Copy all lines of the listing that include the string "color".
[Begin Dataset rows]
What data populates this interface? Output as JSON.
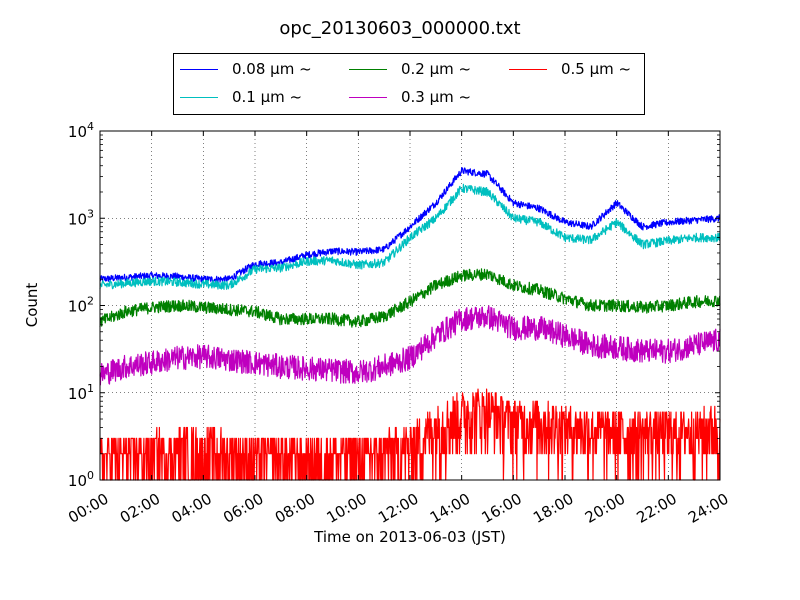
{
  "chart_data": {
    "type": "line",
    "title": "opc_20130603_000000.txt",
    "xlabel": "Time on 2013-06-03 (JST)",
    "ylabel": "Count",
    "yscale": "log",
    "ylim": [
      1,
      10000
    ],
    "xlim": [
      "00:00",
      "24:00"
    ],
    "x_tick_labels": [
      "00:00",
      "02:00",
      "04:00",
      "06:00",
      "08:00",
      "10:00",
      "12:00",
      "14:00",
      "16:00",
      "18:00",
      "20:00",
      "22:00",
      "24:00"
    ],
    "y_tick_labels": [
      {
        "base": "10",
        "exp": "0"
      },
      {
        "base": "10",
        "exp": "1"
      },
      {
        "base": "10",
        "exp": "2"
      },
      {
        "base": "10",
        "exp": "3"
      },
      {
        "base": "10",
        "exp": "4"
      }
    ],
    "grid": true,
    "legend_position": "top-center",
    "legend_columns": 3,
    "x_hours": [
      0,
      1,
      2,
      3,
      4,
      5,
      6,
      7,
      8,
      9,
      10,
      11,
      12,
      13,
      14,
      15,
      16,
      17,
      18,
      19,
      20,
      21,
      22,
      23,
      24
    ],
    "series": [
      {
        "name": "0.08 μm ~",
        "color": "#0000ff",
        "values": [
          200,
          210,
          220,
          215,
          200,
          200,
          300,
          310,
          380,
          420,
          410,
          440,
          800,
          1500,
          3500,
          3200,
          1500,
          1300,
          900,
          800,
          1500,
          800,
          900,
          950,
          1000
        ]
      },
      {
        "name": "0.1 μm ~",
        "color": "#00bfbf",
        "values": [
          170,
          180,
          190,
          185,
          175,
          170,
          260,
          270,
          320,
          330,
          290,
          310,
          600,
          1000,
          2200,
          2000,
          1000,
          900,
          600,
          560,
          900,
          500,
          550,
          600,
          600
        ]
      },
      {
        "name": "0.2 μm ~",
        "color": "#008000",
        "values": [
          65,
          85,
          95,
          100,
          95,
          90,
          85,
          70,
          70,
          70,
          65,
          75,
          110,
          170,
          220,
          230,
          170,
          150,
          120,
          100,
          100,
          95,
          100,
          110,
          115
        ]
      },
      {
        "name": "0.3 μm ~",
        "color": "#bf00bf",
        "values": [
          16,
          20,
          22,
          25,
          26,
          24,
          22,
          20,
          19,
          18,
          17,
          20,
          25,
          45,
          70,
          75,
          55,
          55,
          45,
          35,
          33,
          30,
          30,
          35,
          40
        ]
      },
      {
        "name": "0.5 μm ~",
        "color": "#ff0000",
        "values": [
          1.5,
          1.6,
          1.7,
          1.8,
          1.8,
          1.7,
          1.6,
          1.6,
          1.5,
          1.6,
          1.6,
          1.7,
          2,
          3.5,
          5,
          5.5,
          4,
          4,
          3.5,
          3.2,
          3,
          3,
          3,
          3,
          3.5
        ]
      }
    ]
  }
}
[End Dataset rows]
● Solution to this task
        "color": "#0000ff",
        "color": "#00bfbf",
        "color": "#008000",
        "color": "#bf00bf",
        "color": "#ff0000",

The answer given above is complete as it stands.